To compensate for this, giraffes have larger lungs and slower breathing rates. When a giraffe takes a
new breath, the oxygen-depleted air from the previous breath is not fully expelled. The larger lungs help
mitigate this issue by ensuring enough lung volume so that the dead air is accommodated as a small
percentage of the total air inhaled.[10,12]
Mother giraffes also face challenges during childbirth, as the calf's neck is proportionally as long as that
of an adult.
Food-based explanation for long necks
The question why giraffes developed long necks still remain unresolved. The explanation that it evolved
to help giraffes reach tall trees has been refuted by many biologists, even during Darwin’s lifetime.
Notably, Darwin himself did not use the giraffe as an example in the first edition of On the Origin of
Species. He later included it in the sixth edition, responding to the criticisms raised by Mivart who
accepted evolution, nevertheless expressed disagreement with the concept of natural selection. [11,12]
Darwin was well aware of the problems associated with the extraordinary evolution of the neck of the
giraffe that required modifications of several parts simultaneously and acknowledged the difficulties in
explaining this through natural selection. He himself conceded at one point that ‘on the principle of
natural selection this is scarcely possible’.[13]
Both Lamarckian and Darwinian theories suggest that the giraffe’s long neck evolved as an adaptation
for feeding on twigs and leaves from tall trees, though they differ in the mechanisms proposed for this
evolutionary process. Critics of the food-based explanation pointed out that female giraffes, being
shorter by about two feet, would face disadvantages during droughts.[11,14] Despite this, they survive
quite well. Similarly, as per this view, young giraffes up to four years of age would also struggle to
gather food due to their shorter necks.[15]
It is known that, although adult giraffes prefer Acacia leaves during the wet season, they also browse
on many other plants, including bushes, shrubs, and low-growing grasses, during the dry season.
● ● ● ● ●
_Task set_
#1 List the types of plants that the giraffe passage says adult giraffes also browse during the dry season.
#2 According to the giraffe passage, how much shorter are female giraffes?
The items that follow are separate material and are unrelated to the giraffe passage.

Bounding box prediction data
● ● ● ● ●
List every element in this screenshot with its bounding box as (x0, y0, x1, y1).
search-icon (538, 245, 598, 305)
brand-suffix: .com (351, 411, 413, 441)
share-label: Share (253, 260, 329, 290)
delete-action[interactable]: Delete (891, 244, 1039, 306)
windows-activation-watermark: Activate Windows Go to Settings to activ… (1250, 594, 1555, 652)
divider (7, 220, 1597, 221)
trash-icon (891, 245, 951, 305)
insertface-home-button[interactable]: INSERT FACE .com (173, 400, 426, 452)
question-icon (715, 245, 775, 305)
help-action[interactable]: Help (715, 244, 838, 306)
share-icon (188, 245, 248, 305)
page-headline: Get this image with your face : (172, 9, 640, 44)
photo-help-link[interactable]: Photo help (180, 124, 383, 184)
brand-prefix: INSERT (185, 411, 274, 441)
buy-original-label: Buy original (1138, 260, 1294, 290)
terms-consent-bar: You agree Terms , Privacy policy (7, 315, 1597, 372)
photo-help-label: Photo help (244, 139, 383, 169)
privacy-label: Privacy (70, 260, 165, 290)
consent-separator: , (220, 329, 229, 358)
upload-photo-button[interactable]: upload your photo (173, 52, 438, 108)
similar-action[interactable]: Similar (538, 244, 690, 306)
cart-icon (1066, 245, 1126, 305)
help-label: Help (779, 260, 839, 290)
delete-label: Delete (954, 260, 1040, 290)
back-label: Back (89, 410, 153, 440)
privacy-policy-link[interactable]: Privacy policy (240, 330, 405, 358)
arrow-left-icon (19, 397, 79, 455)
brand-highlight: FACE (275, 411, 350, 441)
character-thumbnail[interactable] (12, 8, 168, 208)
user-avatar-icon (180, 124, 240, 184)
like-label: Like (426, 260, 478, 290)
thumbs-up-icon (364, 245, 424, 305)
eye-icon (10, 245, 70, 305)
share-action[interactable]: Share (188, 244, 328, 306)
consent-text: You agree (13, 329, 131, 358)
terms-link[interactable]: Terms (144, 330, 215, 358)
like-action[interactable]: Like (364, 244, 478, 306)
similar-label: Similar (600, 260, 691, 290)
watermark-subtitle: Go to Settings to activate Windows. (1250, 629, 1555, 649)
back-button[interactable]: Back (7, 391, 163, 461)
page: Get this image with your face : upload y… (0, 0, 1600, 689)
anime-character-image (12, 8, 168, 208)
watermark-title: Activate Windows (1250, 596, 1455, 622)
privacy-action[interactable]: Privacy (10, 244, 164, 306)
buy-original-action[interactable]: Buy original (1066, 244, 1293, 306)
● ● ● ● ●
_Task-by-task outputs_
#1 Bushes, shrubs, and low-growing grasses.

#2 About two feet.